• [JOB]: Return every line of the data below word for word, but leave out the pictures.

Dataset rows:
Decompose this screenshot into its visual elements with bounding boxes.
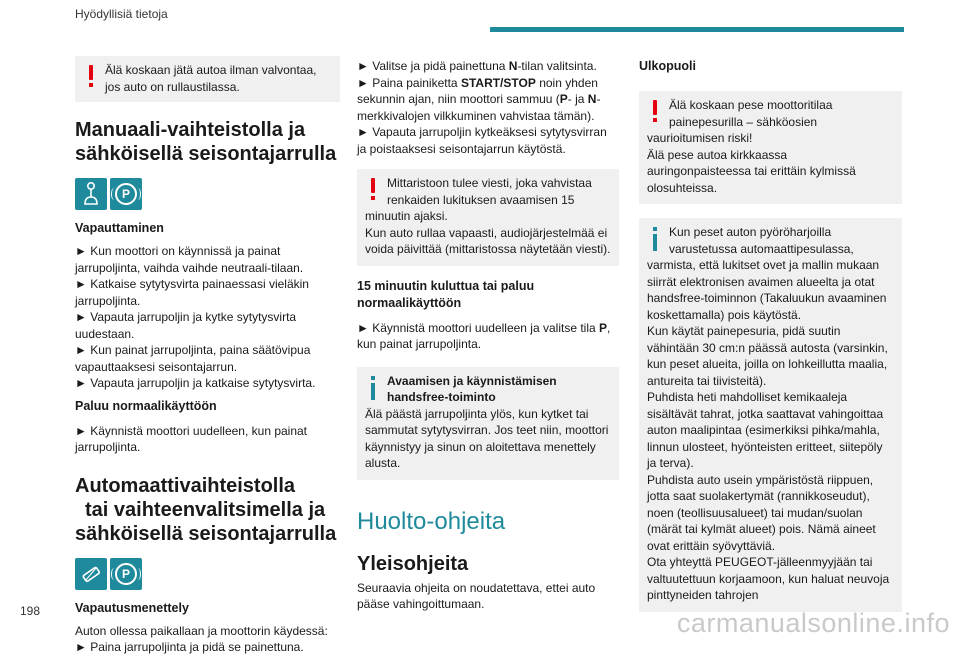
procedure-continued: [357, 58, 619, 157]
subheading-release: Vapauttaminen: [75, 221, 164, 235]
section-heading-general: Yleisohjeita: [357, 552, 469, 575]
info-note-text: Puhdista auto usein ympäristöstä riippuen, jotta saat suolakertymät (rannikkoseudut), noen (teollisuusalueet) tai mudan/suolan (märät tai kylmät alueet) pois. Nämä aineet ovat erittäin syövyttäviä.: [647, 472, 876, 553]
release-step: ► Katkaise sytytysvirta painaessasi vieläkin jarrupoljinta.: [75, 277, 309, 308]
warning-icon: [83, 62, 103, 90]
release-step: ► Vapauta jarrupoljin ja katkaise sytytysvirta.: [75, 376, 316, 390]
info-icon: [365, 373, 385, 401]
warning-note-text: Älä pese autoa kirkkaassa auringonpaisteessa tai erittäin kylmissä olosuhteissa.: [647, 147, 856, 195]
text-span: -merkkivalojen vilkkuminen vahvistaa tämän).: [357, 92, 601, 123]
text-span: noin yhden sekunnin ajan, niin moottori sammuu (: [357, 75, 598, 106]
heading-line: sähköisellä seisontajarrulla: [75, 522, 337, 545]
section-heading-automatic: [75, 474, 340, 546]
warning-note-dashboard: [357, 169, 619, 266]
release-step: ► Vapauta jarrupoljin ja kytke sytytysvirta uudestaan.: [75, 310, 297, 341]
procedure-text: Auton ollessa paikallaan ja moottorin käydessä:: [75, 623, 328, 638]
release-step: ► Kun moottori on käynnissä ja painat jarrupoljinta, vaihda vaihde neutraali-tilaan.: [75, 244, 304, 275]
column-right: [639, 50, 902, 612]
mode-p: P: [559, 92, 568, 106]
info-note-washing: [639, 218, 902, 612]
gear-selector-icon: [75, 558, 107, 590]
text-span: ► Valitse ja pidä painettuna: [357, 59, 509, 73]
info-note-text: Älä päästä jarrupoljinta ylös, kun kytket tai sammutat sytytysvirran. Jos teet niin, moottori käynnistyy ja sinun on aloitettava menettely alusta.: [365, 406, 609, 470]
release-step: ► Kun painat jarrupoljinta, paina säätövipua vapauttaaksesi seisontajarrun.: [75, 343, 311, 374]
start-stop-label: START/STOP: [460, 75, 536, 90]
icon-row-manual: [75, 178, 340, 210]
info-note-text: Kun peset auton pyöröharjoilla varustetussa automaattipesulassa, varmista, että lukitset ovet ja mallin mukaan siirrät elektronisen avaimen alueelta ja otat handsfree-toiminnon (Takaluukun avaaminen koskettamalla) pois käytöstä.: [647, 225, 887, 322]
warning-note-text: Älä koskaan jätä autoa ilman valvontaa, jos auto on rullaustilassa.: [105, 63, 317, 94]
icon-row-automatic: [75, 558, 340, 590]
text-span: -tilan valitsinta.: [517, 59, 597, 73]
warning-note-washing: [639, 91, 902, 204]
procedure-step: ► Paina jarrupoljinta ja pidä se painettuna.: [75, 640, 304, 654]
warning-icon: [647, 97, 667, 125]
info-icon: [647, 224, 667, 252]
text-span: ► Käynnistä moottori uudelleen ja valitse tila: [357, 320, 600, 335]
warning-icon: [365, 175, 385, 203]
column-middle: [357, 50, 619, 613]
header-accent-bar: [490, 27, 904, 32]
column-left: [75, 50, 340, 656]
warning-note-rolling: [75, 56, 340, 102]
chapter-heading-maintenance: Huolto-ohjeita: [357, 507, 506, 535]
section-heading-manual: Manuaali-vaihteistolla ja sähköisellä seisontajarrulla: [75, 119, 337, 165]
heading-line: tai vaihteenvalitsimella ja: [85, 498, 326, 521]
warning-note-text: Älä koskaan pese moottoritilaa painepesurilla – sähköosien vaurioitumisen riski!: [647, 98, 833, 145]
warning-note-text: Mittaristoon tulee viesti, joka vahvistaa renkaiden lukituksen avaamisen 15 minuutin ajaksi.: [365, 176, 592, 223]
text-span: ► Paina painiketta: [357, 75, 461, 90]
subheading-procedure: Vapautusmenettely: [75, 600, 189, 615]
mode-n: N: [587, 92, 597, 106]
after-step: [357, 320, 619, 353]
page-number: 198: [20, 604, 41, 618]
text-span: , kun painat jarrupoljinta.: [357, 320, 611, 351]
warning-note-text: Kun auto rullaa vapaasti, audiojärjestelmää ei voida päivittää (mittaristossa näytetään viesti).: [365, 225, 611, 256]
info-note-title: Avaamisen ja käynnistämisen handsfree-toiminto: [387, 373, 557, 404]
subheading-outside: Ulkopuoli: [639, 59, 696, 73]
page-header-title: Hyödyllisiä tietoja: [75, 7, 168, 21]
text-span: - ja: [567, 92, 588, 106]
general-text: Seuraavia ohjeita on noudatettava, ettei auto pääse vahingoittumaan.: [357, 580, 596, 611]
subheading-after-15-min: 15 minuutin kuluttua tai paluu normaalikäyttöön: [357, 278, 535, 310]
mode-p: P: [599, 320, 608, 335]
info-note-handsfree: [357, 367, 619, 480]
gearstick-icon: [75, 178, 107, 210]
text-span: ► Vapauta jarrupoljin kytkeäksesi sytytysvirran ja poistaaksesi seisontajarrun käytöstä.: [357, 125, 607, 156]
subheading-return: Paluu normaalikäyttöön: [75, 398, 217, 413]
info-note-text: Puhdista heti mahdolliset kemikaaleja sisältävät tahrat, jotka saattavat vahingoittaa auton maalipintaa (esimerkiksi pihka/mahla, linnun ulosteet, hyönteisten eritteet, siitepöly ja terva).: [647, 390, 884, 470]
heading-line: Automaattivaihteistolla: [75, 474, 296, 497]
info-note-text: Ota yhteyttä PEUGEOT-jälleenmyyjään tai valtuutettuun korjaamoon, kun haluat neuvoja pinttyneiden tahrojen: [647, 555, 890, 602]
parking-brake-icon: P: [110, 558, 142, 590]
parking-brake-icon: P: [110, 178, 142, 210]
info-note-text: Kun käytät painepesuria, pidä suutin vähintään 30 cm:n päässä autosta (varsinkin, kun peset alueita, joilla on lohkeillutta maalia, antureita tai tiivisteitä).: [647, 324, 888, 388]
watermark: carmanualsonline.info: [676, 608, 950, 638]
return-step: ► Käynnistä moottori uudelleen, kun painat jarrupoljinta.: [75, 423, 308, 454]
mode-n: N: [508, 59, 518, 73]
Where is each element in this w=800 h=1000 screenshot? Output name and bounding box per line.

• [REPLY]:
Decompose this screenshot into its visual elements with bounding boxes.
procedure-continued: [357, 58, 619, 157]
subheading-release: Vapauttaminen: [75, 221, 164, 235]
section-heading-general: Yleisohjeita: [357, 552, 469, 575]
info-note-text: Puhdista auto usein ympäristöstä riippuen, jotta saat suolakertymät (rannikkoseudut), noen (teollisuusalueet) tai mudan/suolan (märät tai kylmät alueet) pois. Nämä aineet ovat erittäin syövyttäviä.: [647, 472, 876, 553]
release-step: ► Katkaise sytytysvirta painaessasi vieläkin jarrupoljinta.: [75, 277, 309, 308]
warning-icon: [83, 62, 103, 90]
release-step: ► Vapauta jarrupoljin ja katkaise sytytysvirta.: [75, 376, 316, 390]
info-icon: [365, 373, 385, 401]
warning-note-text: Älä pese autoa kirkkaassa auringonpaisteessa tai erittäin kylmissä olosuhteissa.: [647, 147, 856, 195]
text-span: -merkkivalojen vilkkuminen vahvistaa tämän).: [357, 92, 601, 123]
text-span: noin yhden sekunnin ajan, niin moottori sammuu (: [357, 75, 598, 106]
heading-line: sähköisellä seisontajarrulla: [75, 522, 337, 545]
section-heading-automatic: [75, 474, 340, 546]
warning-note-dashboard: [357, 169, 619, 266]
release-step: ► Vapauta jarrupoljin ja kytke sytytysvirta uudestaan.: [75, 310, 297, 341]
procedure-text: Auton ollessa paikallaan ja moottorin käydessä:: [75, 623, 328, 638]
release-step: ► Kun moottori on käynnissä ja painat jarrupoljinta, vaihda vaihde neutraali-tilaan.: [75, 244, 304, 275]
column-right: [639, 50, 902, 612]
mode-p: P: [559, 92, 568, 106]
info-note-washing: [639, 218, 902, 612]
gear-selector-icon: [75, 558, 107, 590]
text-span: ► Valitse ja pidä painettuna: [357, 59, 509, 73]
info-note-text: Älä päästä jarrupoljinta ylös, kun kytket tai sammutat sytytysvirran. Jos teet niin, moottori käynnistyy ja sinun on aloitettava menettely alusta.: [365, 406, 609, 470]
release-step: ► Kun painat jarrupoljinta, paina säätövipua vapauttaaksesi seisontajarrun.: [75, 343, 311, 374]
start-stop-label: START/STOP: [460, 75, 536, 90]
icon-row-manual: [75, 178, 340, 210]
info-note-text: Kun peset auton pyöröharjoilla varustetussa automaattipesulassa, varmista, että lukitset ovet ja mallin mukaan siirrät elektronisen avaimen alueelta ja otat handsfree-toiminnon (Takaluukun avaaminen koskettamalla) pois käytöstä.: [647, 225, 887, 322]
warning-note-text: Älä koskaan jätä autoa ilman valvontaa, jos auto on rullaustilassa.: [105, 63, 317, 94]
icon-row-automatic: [75, 558, 340, 590]
text-span: -tilan valitsinta.: [517, 59, 597, 73]
warning-note-washing: [639, 91, 902, 204]
procedure-step: ► Paina jarrupoljinta ja pidä se painettuna.: [75, 640, 304, 654]
warning-icon: [647, 97, 667, 125]
info-icon: [647, 224, 667, 252]
text-span: ► Käynnistä moottori uudelleen ja valitse tila: [357, 320, 600, 335]
warning-icon: [365, 175, 385, 203]
column-middle: [357, 50, 619, 613]
header-accent-bar: [490, 27, 904, 32]
column-left: [75, 50, 340, 656]
warning-note-rolling: [75, 56, 340, 102]
chapter-heading-maintenance: Huolto-ohjeita: [357, 507, 506, 535]
section-heading-manual: Manuaali-vaihteistolla ja sähköisellä seisontajarrulla: [75, 119, 337, 165]
heading-line: tai vaihteenvalitsimella ja: [85, 498, 326, 521]
warning-note-text: Älä koskaan pese moottoritilaa painepesurilla – sähköosien vaurioitumisen riski!: [647, 98, 833, 145]
warning-note-text: Mittaristoon tulee viesti, joka vahvistaa renkaiden lukituksen avaamisen 15 minuutin ajaksi.: [365, 176, 592, 223]
text-span: ► Paina painiketta: [357, 75, 461, 90]
subheading-procedure: Vapautusmenettely: [75, 600, 189, 615]
mode-n: N: [587, 92, 597, 106]
after-step: [357, 320, 619, 353]
page-number: 198: [20, 604, 41, 618]
text-span: , kun painat jarrupoljinta.: [357, 320, 611, 351]
warning-note-text: Kun auto rullaa vapaasti, audiojärjestelmää ei voida päivittää (mittaristossa näytetään viesti).: [365, 225, 611, 256]
info-note-title: Avaamisen ja käynnistämisen handsfree-toiminto: [387, 373, 557, 404]
subheading-outside: Ulkopuoli: [639, 59, 696, 73]
page-header-title: Hyödyllisiä tietoja: [75, 7, 168, 21]
text-span: - ja: [567, 92, 588, 106]
general-text: Seuraavia ohjeita on noudatettava, ettei auto pääse vahingoittumaan.: [357, 580, 596, 611]
subheading-after-15-min: 15 minuutin kuluttua tai paluu normaalikäyttöön: [357, 278, 535, 310]
mode-p: P: [599, 320, 608, 335]
info-note-handsfree: [357, 367, 619, 480]
gearstick-icon: [75, 178, 107, 210]
text-span: ► Vapauta jarrupoljin kytkeäksesi sytytysvirran ja poistaaksesi seisontajarrun käytöstä.: [357, 125, 607, 156]
subheading-return: Paluu normaalikäyttöön: [75, 398, 217, 413]
info-note-text: Puhdista heti mahdolliset kemikaaleja sisältävät tahrat, jotka saattavat vahingoittaa auton maalipintaa (esimerkiksi pihka/mahla, linnun ulosteet, hyönteisten eritteet, siitepöly ja terva).: [647, 390, 884, 470]
heading-line: Automaattivaihteistolla: [75, 474, 296, 497]
info-note-text: Ota yhteyttä PEUGEOT-jälleenmyyjään tai valtuutettuun korjaamoon, kun haluat neuvoja pinttyneiden tahrojen: [647, 555, 890, 602]
parking-brake-icon: P: [110, 558, 142, 590]
parking-brake-icon: P: [110, 178, 142, 210]
info-note-text: Kun käytät painepesuria, pidä suutin vähintään 30 cm:n päässä autosta (varsinkin, kun peset alueita, joilla on lohkeillutta maalia, antureita tai tiivisteitä).: [647, 324, 888, 388]
watermark: carmanualsonline.info: [676, 608, 950, 638]
return-step: ► Käynnistä moottori uudelleen, kun painat jarrupoljinta.: [75, 423, 308, 454]
mode-n: N: [508, 59, 518, 73]
Where is each element in this w=800 h=1000 screenshot? Output name and bounding box per line.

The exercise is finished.